(Records from a collection)

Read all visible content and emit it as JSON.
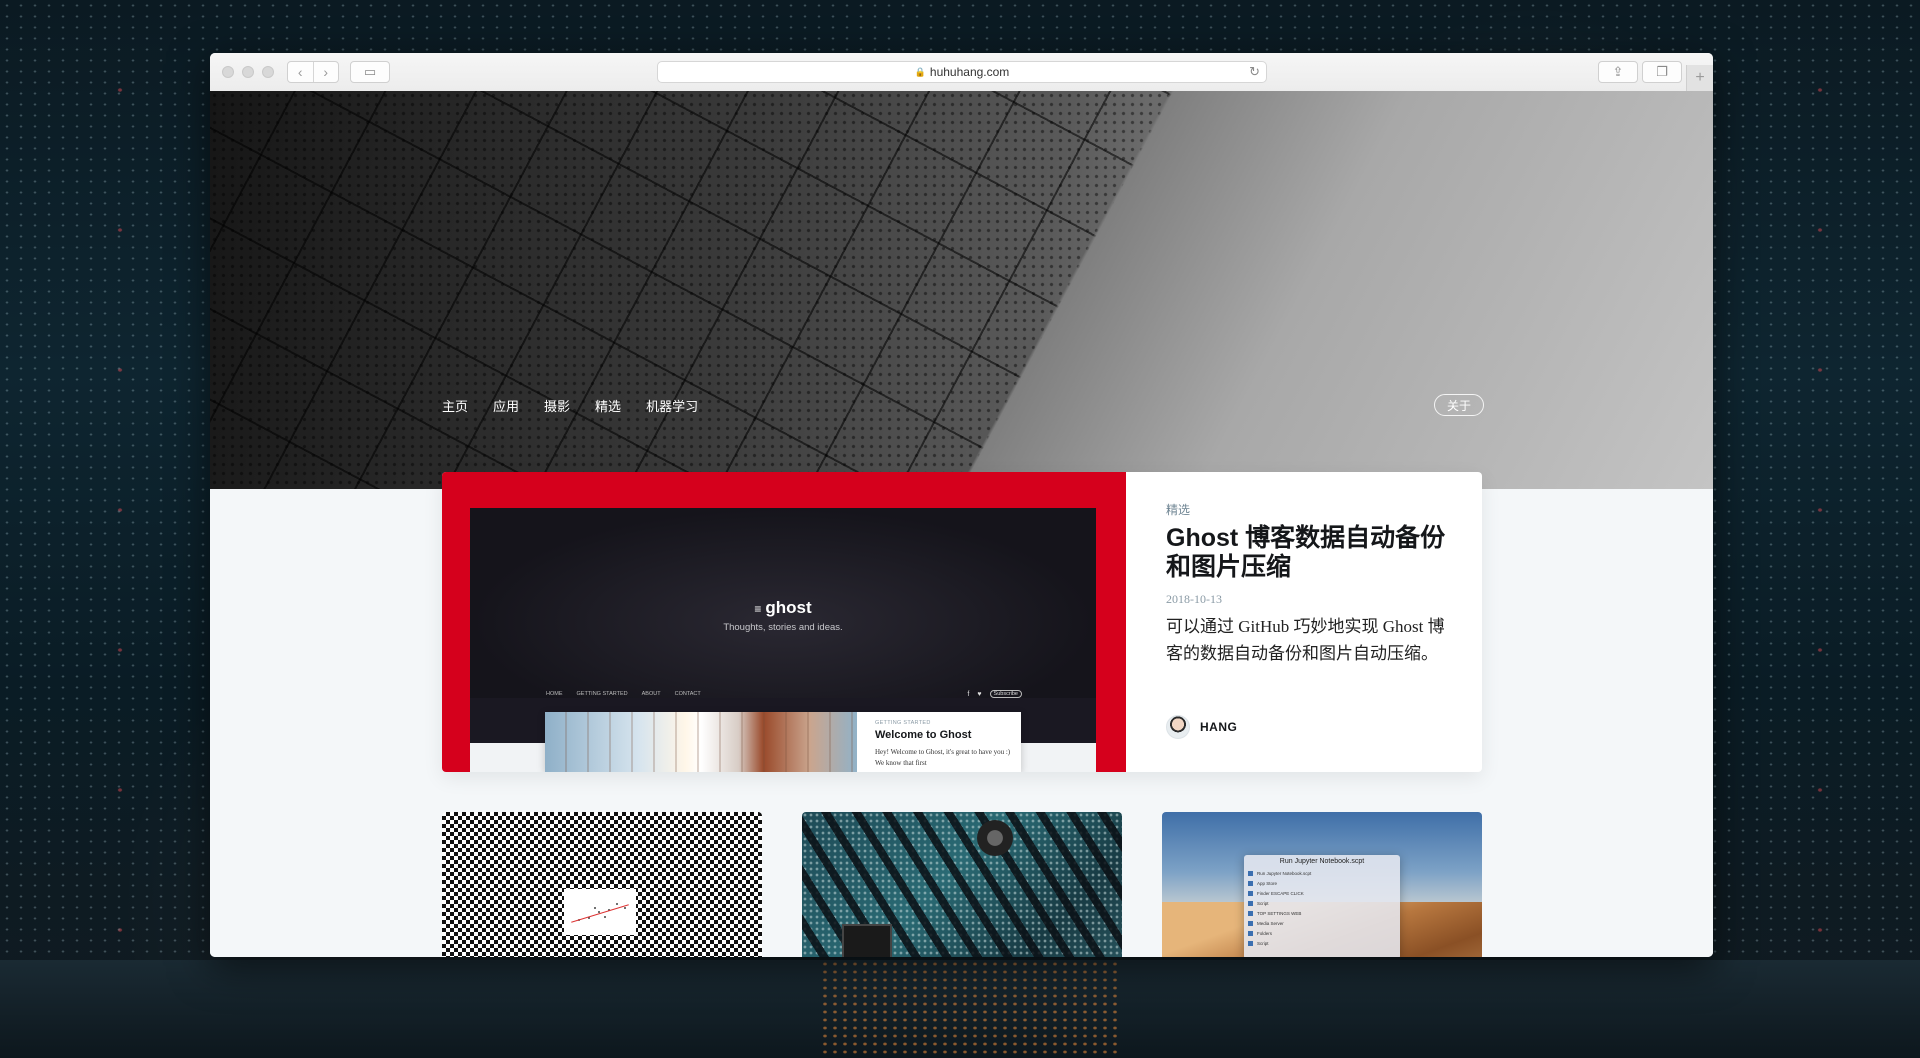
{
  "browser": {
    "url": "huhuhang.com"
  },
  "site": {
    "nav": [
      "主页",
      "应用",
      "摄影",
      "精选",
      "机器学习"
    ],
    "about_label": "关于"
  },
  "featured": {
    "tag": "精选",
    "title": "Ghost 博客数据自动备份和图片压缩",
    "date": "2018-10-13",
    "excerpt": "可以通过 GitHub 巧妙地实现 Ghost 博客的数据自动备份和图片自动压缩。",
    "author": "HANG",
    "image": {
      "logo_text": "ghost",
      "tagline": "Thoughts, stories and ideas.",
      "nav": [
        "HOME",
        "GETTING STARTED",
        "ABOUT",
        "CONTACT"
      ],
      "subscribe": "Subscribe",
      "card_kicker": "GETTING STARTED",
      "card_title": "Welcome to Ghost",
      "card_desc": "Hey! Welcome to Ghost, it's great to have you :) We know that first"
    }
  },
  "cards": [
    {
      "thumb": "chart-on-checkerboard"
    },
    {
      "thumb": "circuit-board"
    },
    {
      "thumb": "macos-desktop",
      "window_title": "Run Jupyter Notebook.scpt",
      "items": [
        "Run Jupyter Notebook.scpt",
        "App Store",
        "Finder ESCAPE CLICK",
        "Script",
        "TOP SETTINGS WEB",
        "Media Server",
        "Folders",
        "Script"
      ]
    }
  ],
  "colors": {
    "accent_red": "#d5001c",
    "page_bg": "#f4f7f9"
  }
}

Problem details:
Quote the data above in full, leaving out the pictures it holds.

Reply:
Read all visible content and emit it as JSON.
{
  "browser": {
    "url": "huhuhang.com"
  },
  "site": {
    "nav": [
      "主页",
      "应用",
      "摄影",
      "精选",
      "机器学习"
    ],
    "about_label": "关于"
  },
  "featured": {
    "tag": "精选",
    "title": "Ghost 博客数据自动备份和图片压缩",
    "date": "2018-10-13",
    "excerpt": "可以通过 GitHub 巧妙地实现 Ghost 博客的数据自动备份和图片自动压缩。",
    "author": "HANG",
    "image": {
      "logo_text": "ghost",
      "tagline": "Thoughts, stories and ideas.",
      "nav": [
        "HOME",
        "GETTING STARTED",
        "ABOUT",
        "CONTACT"
      ],
      "subscribe": "Subscribe",
      "card_kicker": "GETTING STARTED",
      "card_title": "Welcome to Ghost",
      "card_desc": "Hey! Welcome to Ghost, it's great to have you :) We know that first"
    }
  },
  "cards": [
    {
      "thumb": "chart-on-checkerboard"
    },
    {
      "thumb": "circuit-board"
    },
    {
      "thumb": "macos-desktop",
      "window_title": "Run Jupyter Notebook.scpt",
      "items": [
        "Run Jupyter Notebook.scpt",
        "App Store",
        "Finder ESCAPE CLICK",
        "Script",
        "TOP SETTINGS WEB",
        "Media Server",
        "Folders",
        "Script"
      ]
    }
  ],
  "colors": {
    "accent_red": "#d5001c",
    "page_bg": "#f4f7f9"
  }
}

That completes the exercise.